─── Fragmento

En efecto, la palabra Mundial es polisémica. Cuando se le acompaña del balón se convierte en fiesta global; momento para alegrar al espíritu. También significa FIFA; la Federación Internacional de Futbol Asociación se convierte en un gobierno global paralelo. No es Davos la sede del poder financiero; tampoco Washington con el Banco Mundial. No es la Organización de Naciones Unidas (ONU) la que aglutina al mayor número de naciones (193). Es la FIFA con 209 países. Poder supranacional durante los 30 días que dura el evento.

 

Por muchos años, pensar que la FIFA otorgara la sede de un certamen a un país africano resultaba una imagen utópica. Romper con duopolio continental, europeo y americano, era poner en riesgo la rentabilidad del evento.

 

La FIFA se percató que la globalización del balón corrió más rápido que la comercial y la financiera. Sobre el nivel competitivo de las naciones africanas, el Mundial de España 1982 despejó cualquier tipo de incógnita. Camerún y Argelia trastocaron la ruta crítica comercial que Italia y Alemania aseguraban con su presencia en la segunda ronda. Camerún, de la mano de Roger Milla, le jugó al tú por tú a los italianos que posteriormente ganarían el título.

──────

**El ejercicio**
¿Puedes continuar el fragmento sobre la FIFA y el Mundial a partir de su última oración? Los registros provienen de una fuente distinta.

─── Material extraído

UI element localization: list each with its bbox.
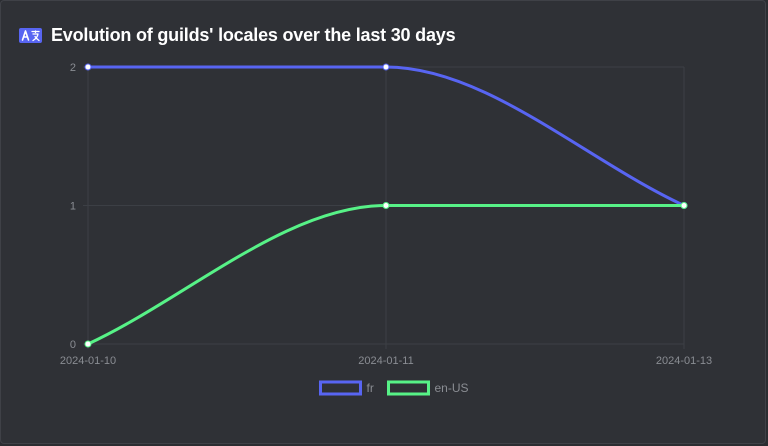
legend-label-fr: fr	[367, 381, 374, 395]
chart-title: Evolution of guilds' locales over the la…	[51, 25, 456, 45]
legend-item-fr[interactable]: fr	[319, 380, 374, 396]
legend-item-en-us[interactable]: en-US	[387, 380, 469, 396]
data-point-fr	[382, 63, 390, 71]
x-tick-label: 2024-01-11	[358, 355, 413, 367]
y-tick-label: 0	[70, 339, 76, 351]
x-tick-label: 2024-01-10	[60, 355, 116, 367]
y-tick-label: 1	[70, 201, 76, 213]
data-point-en-us	[680, 202, 688, 209]
legend-label-en-us: en-US	[435, 381, 469, 395]
chart-grid	[83, 66, 685, 349]
x-tick-label: 2024-01-13	[656, 355, 712, 367]
data-point-en-us	[382, 202, 390, 209]
legend-swatch-en-us	[387, 380, 430, 396]
chart-ticks: 0 1 2 2024-01-10 2024-01-11 2024-01-13	[60, 62, 712, 367]
chart-series	[84, 63, 688, 348]
data-point-en-us	[84, 340, 92, 348]
data-point-fr	[84, 63, 92, 71]
chart-legend[interactable]: fr en-US	[319, 380, 469, 396]
y-tick-label: 2	[70, 62, 76, 74]
legend-swatch-fr	[319, 380, 362, 396]
translate-icon	[19, 27, 43, 45]
chart-header: Evolution of guilds' locales over the la…	[19, 25, 456, 46]
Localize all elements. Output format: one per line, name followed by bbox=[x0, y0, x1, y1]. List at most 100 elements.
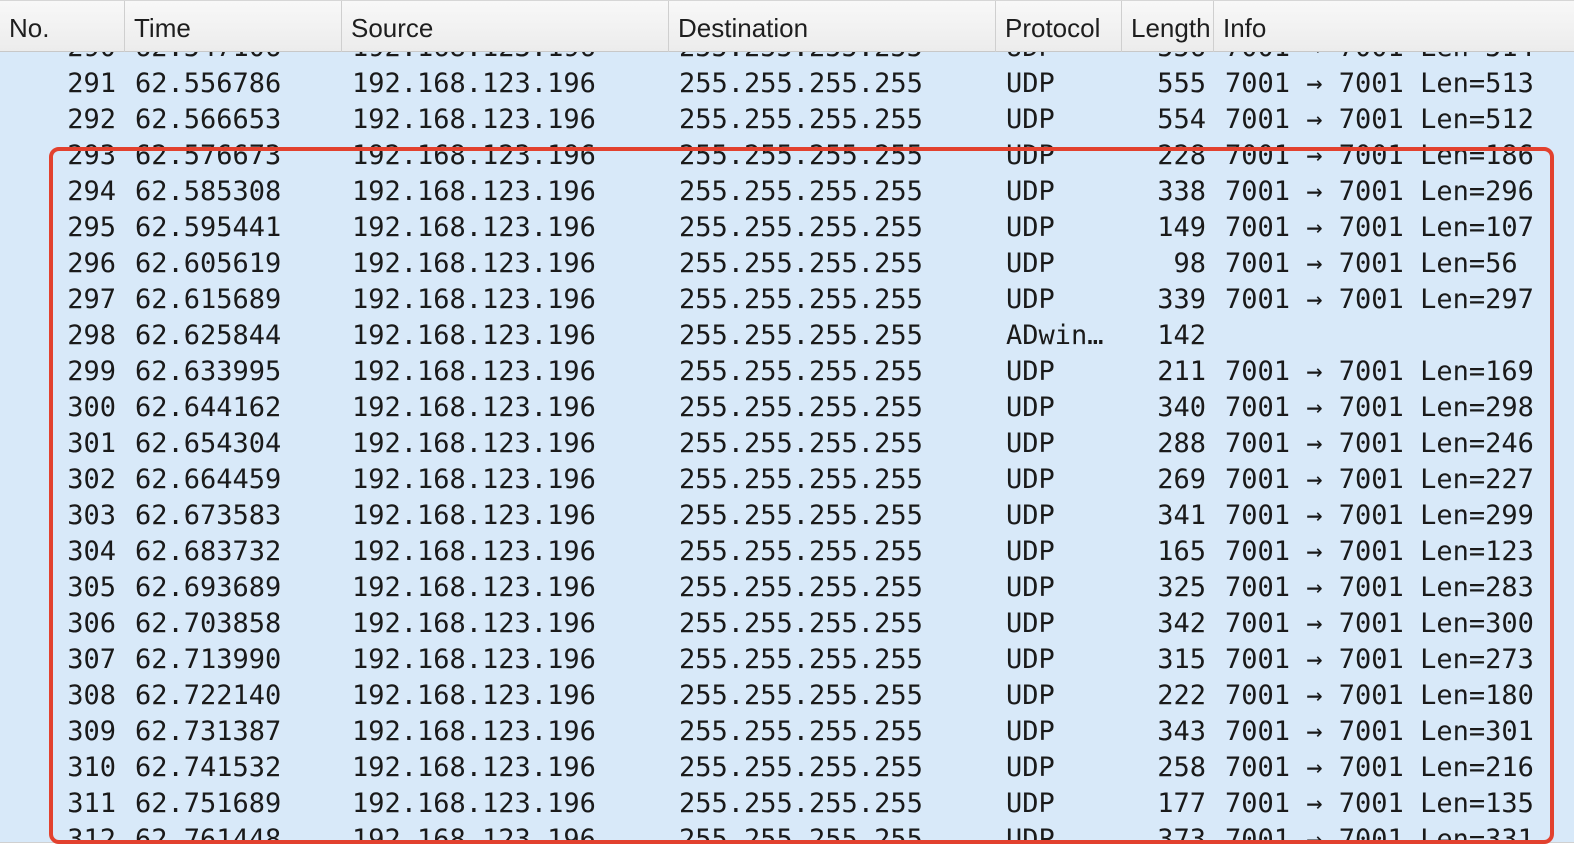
packet-row[interactable]: 294 62.585308 192.168.123.196 255.255.255.2… bbox=[0, 174, 1574, 210]
packet-no: 291 bbox=[67, 68, 116, 99]
column-header-destination[interactable]: Destination bbox=[669, 1, 996, 53]
packet-destination: 255.255.255.255 bbox=[679, 284, 923, 315]
packet-no: 306 bbox=[67, 608, 116, 639]
packet-info: 7001 → 7001 Len=331 bbox=[1225, 824, 1534, 842]
packet-destination: 255.255.255.255 bbox=[679, 680, 923, 711]
packet-source: 192.168.123.196 bbox=[352, 52, 596, 66]
packet-source: 192.168.123.196 bbox=[352, 608, 596, 639]
packet-length: 556 bbox=[1122, 52, 1206, 66]
packet-time: 62.625844 bbox=[135, 320, 282, 351]
column-header-no[interactable]: No. bbox=[0, 1, 125, 53]
packet-protocol: UDP bbox=[1006, 716, 1055, 747]
packet-time: 62.585308 bbox=[135, 176, 282, 207]
packet-time: 62.566653 bbox=[135, 104, 282, 135]
packet-row[interactable]: 305 62.693689 192.168.123.196 255.255.255.2… bbox=[0, 570, 1574, 606]
packet-no: 297 bbox=[67, 284, 116, 315]
packet-row[interactable]: 298 62.625844 192.168.123.196 255.255.255.2… bbox=[0, 318, 1574, 354]
packet-destination: 255.255.255.255 bbox=[679, 140, 923, 171]
packet-row[interactable]: 299 62.633995 192.168.123.196 255.255.255.2… bbox=[0, 354, 1574, 390]
packet-length: 288 bbox=[1157, 428, 1206, 459]
packet-time: 62.605619 bbox=[135, 248, 282, 279]
column-header-protocol[interactable]: Protocol bbox=[996, 1, 1122, 53]
packet-destination: 255.255.255.255 bbox=[679, 752, 923, 783]
packet-source: 192.168.123.196 bbox=[352, 680, 596, 711]
packet-no: 301 bbox=[67, 428, 116, 459]
packet-destination: 255.255.255.255 bbox=[679, 644, 923, 675]
packet-no: 308 bbox=[67, 680, 116, 711]
packet-row[interactable]: 309 62.731387 192.168.123.196 255.255.255.2… bbox=[0, 714, 1574, 750]
packet-no: 303 bbox=[67, 500, 116, 531]
packet-time: 62.576673 bbox=[135, 140, 282, 171]
packet-row[interactable]: 312 62.761448 192.168.123.196 255.255.255.2… bbox=[0, 822, 1574, 842]
packet-destination: 255.255.255.255 bbox=[679, 176, 923, 207]
packet-row[interactable]: 293 62.576673 192.168.123.196 255.255.255.2… bbox=[0, 138, 1574, 174]
packet-info: 7001 → 7001 Len=283 bbox=[1225, 572, 1534, 603]
packet-length: 342 bbox=[1157, 608, 1206, 639]
packet-source: 192.168.123.196 bbox=[352, 464, 596, 495]
column-header-source[interactable]: Source bbox=[342, 1, 669, 53]
packet-protocol: UDP bbox=[1006, 52, 1055, 66]
packet-time: 62.761448 bbox=[135, 824, 282, 842]
packet-length: 149 bbox=[1157, 212, 1206, 243]
packet-time: 62.664459 bbox=[135, 464, 282, 495]
packet-no: 294 bbox=[67, 176, 116, 207]
column-header-info[interactable]: Info bbox=[1223, 13, 1267, 43]
packet-protocol: UDP bbox=[1006, 356, 1055, 387]
packet-protocol: ADwin… bbox=[1006, 320, 1104, 351]
packet-time: 62.722140 bbox=[135, 680, 282, 711]
packet-protocol: UDP bbox=[1006, 284, 1055, 315]
packet-info: 7001 → 7001 Len=123 bbox=[1225, 536, 1534, 567]
packet-row[interactable]: 300 62.644162 192.168.123.196 255.255.255.2… bbox=[0, 390, 1574, 426]
packet-row[interactable]: 296 62.605619 192.168.123.196 255.255.255.2… bbox=[0, 246, 1574, 282]
packet-row[interactable]: 304 62.683732 192.168.123.196 255.255.255.2… bbox=[0, 534, 1574, 570]
packet-protocol: UDP bbox=[1006, 608, 1055, 639]
packet-row[interactable]: 310 62.741532 192.168.123.196 255.255.255.2… bbox=[0, 750, 1574, 786]
packet-row[interactable]: 292 62.566653 192.168.123.196 255.255.255.2… bbox=[0, 102, 1574, 138]
packet-row[interactable]: 302 62.664459 192.168.123.196 255.255.255.2… bbox=[0, 462, 1574, 498]
column-header-time[interactable]: Time bbox=[125, 1, 342, 53]
packet-protocol: UDP bbox=[1006, 212, 1055, 243]
packet-row[interactable]: 303 62.673583 192.168.123.196 255.255.255.2… bbox=[0, 498, 1574, 534]
packet-row[interactable]: 311 62.751689 192.168.123.196 255.255.255.2… bbox=[0, 786, 1574, 822]
packet-time: 62.644162 bbox=[135, 392, 282, 423]
packet-destination: 255.255.255.255 bbox=[679, 788, 923, 819]
packet-row[interactable]: 295 62.595441 192.168.123.196 255.255.255.2… bbox=[0, 210, 1574, 246]
packet-length: 177 bbox=[1157, 788, 1206, 819]
packet-length: 338 bbox=[1157, 176, 1206, 207]
packet-destination: 255.255.255.255 bbox=[679, 500, 923, 531]
column-header-length[interactable]: Length bbox=[1122, 1, 1214, 53]
packet-row[interactable]: 291 62.556786 192.168.123.196 255.255.255.2… bbox=[0, 66, 1574, 102]
packet-destination: 255.255.255.255 bbox=[679, 68, 923, 99]
packet-no: 295 bbox=[67, 212, 116, 243]
packet-info: 7001 → 7001 Len=300 bbox=[1225, 608, 1534, 639]
packet-source: 192.168.123.196 bbox=[352, 500, 596, 531]
packet-no: 299 bbox=[67, 356, 116, 387]
packet-row[interactable]: 290 62.547106 192.168.123.196 255.255.255.2… bbox=[0, 52, 1574, 66]
packet-time: 62.751689 bbox=[135, 788, 282, 819]
packet-info: 7001 → 7001 Len=296 bbox=[1225, 176, 1534, 207]
packet-row[interactable]: 306 62.703858 192.168.123.196 255.255.255.2… bbox=[0, 606, 1574, 642]
packet-length: 325 bbox=[1157, 572, 1206, 603]
packet-time: 62.633995 bbox=[135, 356, 282, 387]
packet-row[interactable]: 297 62.615689 192.168.123.196 255.255.255.2… bbox=[0, 282, 1574, 318]
packet-info: 7001 → 7001 Len=216 bbox=[1225, 752, 1534, 783]
packet-time: 62.683732 bbox=[135, 536, 282, 567]
packet-source: 192.168.123.196 bbox=[352, 644, 596, 675]
packet-info: 7001 → 7001 Len=107 bbox=[1225, 212, 1534, 243]
packet-no: 302 bbox=[67, 464, 116, 495]
packet-list[interactable]: 290 62.547106 192.168.123.196 255.255.255.2… bbox=[0, 52, 1574, 842]
packet-list-bottom-border bbox=[0, 842, 1574, 852]
packet-info: 7001 → 7001 Len=514 bbox=[1225, 52, 1534, 66]
packet-row[interactable]: 307 62.713990 192.168.123.196 255.255.255.2… bbox=[0, 642, 1574, 678]
packet-info: 7001 → 7001 Len=301 bbox=[1225, 716, 1534, 747]
packet-row[interactable]: 308 62.722140 192.168.123.196 255.255.255.2… bbox=[0, 678, 1574, 714]
packet-protocol: UDP bbox=[1006, 176, 1055, 207]
packet-source: 192.168.123.196 bbox=[352, 140, 596, 171]
packet-no: 307 bbox=[67, 644, 116, 675]
packet-length: 341 bbox=[1157, 500, 1206, 531]
packet-row[interactable]: 301 62.654304 192.168.123.196 255.255.255.2… bbox=[0, 426, 1574, 462]
packet-source: 192.168.123.196 bbox=[352, 104, 596, 135]
packet-time: 62.741532 bbox=[135, 752, 282, 783]
packet-info: 7001 → 7001 Len=246 bbox=[1225, 428, 1534, 459]
packet-info: 7001 → 7001 Len=180 bbox=[1225, 680, 1534, 711]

──────

**Respuesta escrita**
 

Por su parte, Argelia venció a Alemania y posteriormente sería víctima de un pacto entre austriacos y alemanes, quienes se pusieron de acuerdo para, entre ellos, negociar un empate, único resultado que eliminaba al equipo africano.

 

La FIFA eligió el proyecto de Suráfrica sobre los de Egipto y Marruecos; la narrativa social de la sede ganadora generaría un símbolo extra al futbol. Y como en la globalización los iconos hablan por sí solos, Suráfrica, de la mano de Nelson Mandela, anotaría un gol a la indiferencia.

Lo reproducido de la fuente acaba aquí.